WHAT THE TASK REQUIRES:
Copy every line of the records below where the word "Universiteti" occurs.

# Start of SOURCE MATERIAL

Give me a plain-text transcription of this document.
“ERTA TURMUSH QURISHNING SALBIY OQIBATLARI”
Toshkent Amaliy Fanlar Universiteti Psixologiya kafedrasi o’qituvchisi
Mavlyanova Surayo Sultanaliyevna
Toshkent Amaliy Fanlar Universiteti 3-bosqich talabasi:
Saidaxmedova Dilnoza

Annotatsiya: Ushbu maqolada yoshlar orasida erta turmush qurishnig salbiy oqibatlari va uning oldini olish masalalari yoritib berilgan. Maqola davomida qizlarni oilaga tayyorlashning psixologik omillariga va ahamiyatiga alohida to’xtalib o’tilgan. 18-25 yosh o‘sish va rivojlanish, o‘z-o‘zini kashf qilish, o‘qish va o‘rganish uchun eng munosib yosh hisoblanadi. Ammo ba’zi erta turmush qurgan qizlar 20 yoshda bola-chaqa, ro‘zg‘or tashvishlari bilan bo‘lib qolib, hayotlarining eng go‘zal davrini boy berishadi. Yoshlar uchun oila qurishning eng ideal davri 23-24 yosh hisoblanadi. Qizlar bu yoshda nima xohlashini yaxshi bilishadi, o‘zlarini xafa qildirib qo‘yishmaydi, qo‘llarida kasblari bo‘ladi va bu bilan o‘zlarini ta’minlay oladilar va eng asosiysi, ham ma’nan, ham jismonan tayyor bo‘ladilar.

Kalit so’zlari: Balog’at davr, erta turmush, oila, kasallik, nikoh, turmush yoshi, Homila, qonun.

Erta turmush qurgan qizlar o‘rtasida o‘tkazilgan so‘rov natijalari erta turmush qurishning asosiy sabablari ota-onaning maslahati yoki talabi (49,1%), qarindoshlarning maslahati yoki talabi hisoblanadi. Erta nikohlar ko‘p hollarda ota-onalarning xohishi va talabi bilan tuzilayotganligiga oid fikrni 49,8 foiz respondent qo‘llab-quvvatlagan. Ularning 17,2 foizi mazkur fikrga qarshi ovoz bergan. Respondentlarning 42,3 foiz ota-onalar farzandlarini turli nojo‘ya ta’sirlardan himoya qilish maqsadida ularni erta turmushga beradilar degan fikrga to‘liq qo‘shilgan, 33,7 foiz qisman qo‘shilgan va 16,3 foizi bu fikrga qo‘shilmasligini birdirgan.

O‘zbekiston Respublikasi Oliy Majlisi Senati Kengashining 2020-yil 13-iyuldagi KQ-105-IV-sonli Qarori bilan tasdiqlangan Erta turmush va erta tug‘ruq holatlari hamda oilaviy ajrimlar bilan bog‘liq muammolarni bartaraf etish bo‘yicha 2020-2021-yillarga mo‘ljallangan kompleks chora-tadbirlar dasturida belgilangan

# End of SOURCE MATERIAL

REPLY TO THE TASK:
Toshkent Amaliy Fanlar Universiteti Psixologiya kafedrasi o’qituvchisi
Toshkent Amaliy Fanlar Universiteti 3-bosqich talabasi:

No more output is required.